Entries from a dataset:
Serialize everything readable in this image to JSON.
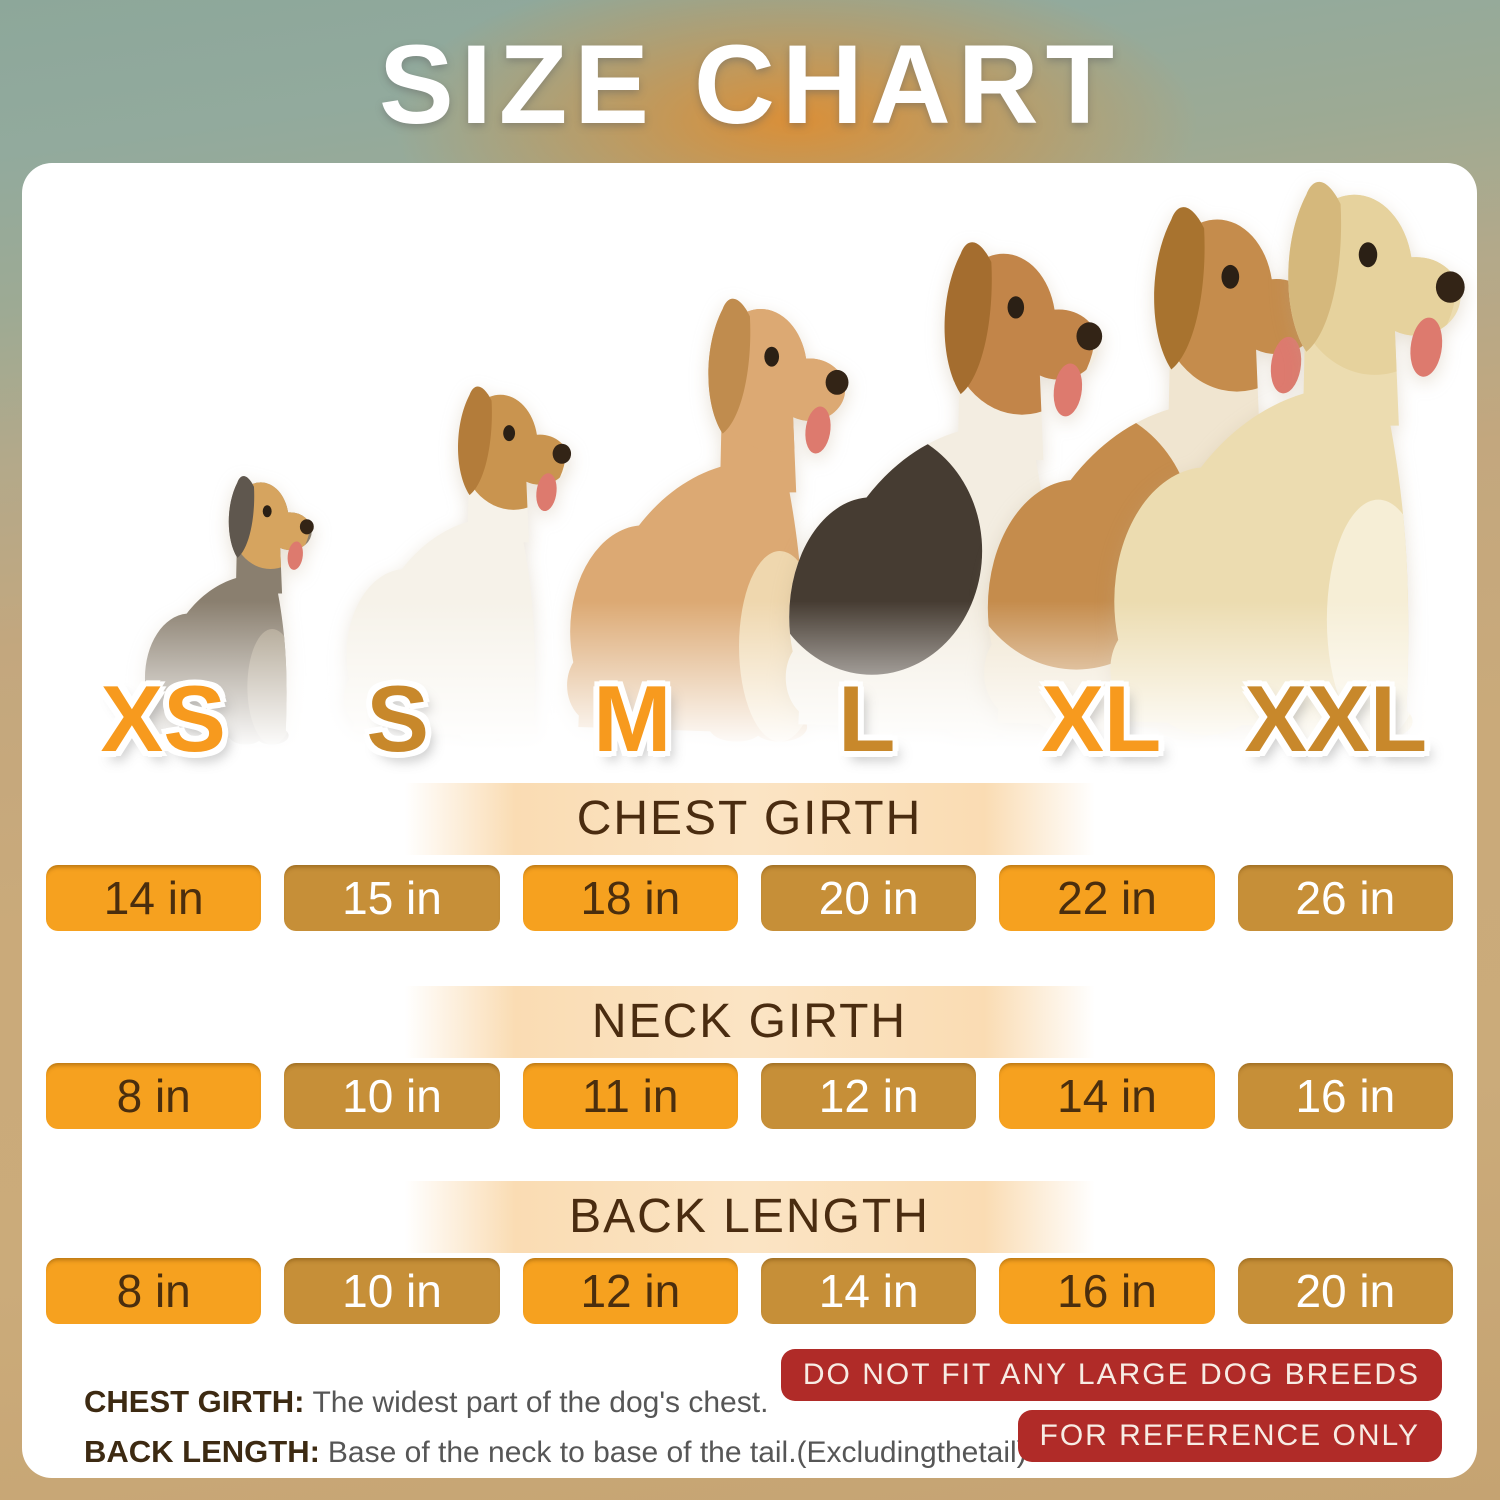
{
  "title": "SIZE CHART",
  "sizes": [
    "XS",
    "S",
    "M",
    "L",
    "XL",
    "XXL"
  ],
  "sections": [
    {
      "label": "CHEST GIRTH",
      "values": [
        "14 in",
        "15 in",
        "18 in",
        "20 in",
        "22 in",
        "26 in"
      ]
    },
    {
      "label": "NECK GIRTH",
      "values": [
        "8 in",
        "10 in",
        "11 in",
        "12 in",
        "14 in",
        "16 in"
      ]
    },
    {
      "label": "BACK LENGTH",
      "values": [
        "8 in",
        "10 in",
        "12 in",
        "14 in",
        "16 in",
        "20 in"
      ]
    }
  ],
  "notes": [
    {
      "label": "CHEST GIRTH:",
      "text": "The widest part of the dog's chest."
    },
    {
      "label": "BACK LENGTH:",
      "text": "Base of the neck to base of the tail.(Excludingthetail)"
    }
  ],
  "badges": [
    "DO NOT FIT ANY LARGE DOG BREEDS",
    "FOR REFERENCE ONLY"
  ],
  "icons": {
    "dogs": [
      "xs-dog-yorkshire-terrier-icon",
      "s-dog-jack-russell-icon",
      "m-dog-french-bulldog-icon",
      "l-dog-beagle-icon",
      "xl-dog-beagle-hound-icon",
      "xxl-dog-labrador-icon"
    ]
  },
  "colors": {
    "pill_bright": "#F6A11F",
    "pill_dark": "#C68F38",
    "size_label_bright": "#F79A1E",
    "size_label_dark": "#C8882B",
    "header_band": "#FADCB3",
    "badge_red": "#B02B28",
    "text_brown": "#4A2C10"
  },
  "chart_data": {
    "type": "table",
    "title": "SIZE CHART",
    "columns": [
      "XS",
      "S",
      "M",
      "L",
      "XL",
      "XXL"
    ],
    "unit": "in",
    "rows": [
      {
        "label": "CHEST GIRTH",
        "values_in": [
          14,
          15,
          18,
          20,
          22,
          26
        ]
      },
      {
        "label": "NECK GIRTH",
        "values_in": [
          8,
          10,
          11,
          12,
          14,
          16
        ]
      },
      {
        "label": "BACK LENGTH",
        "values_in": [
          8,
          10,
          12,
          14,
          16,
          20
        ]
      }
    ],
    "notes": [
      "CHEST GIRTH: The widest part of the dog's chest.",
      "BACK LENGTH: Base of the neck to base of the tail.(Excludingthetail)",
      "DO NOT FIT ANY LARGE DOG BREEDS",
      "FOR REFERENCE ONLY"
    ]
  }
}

What this task involves: Report back each line of the entries that holds the string "Excludingthetail".

Reply:
      "text": "Base of the neck to base of the tail.(Excludingthetail)"
      "BACK LENGTH: Base of the neck to base of the tail.(Excludingthetail)",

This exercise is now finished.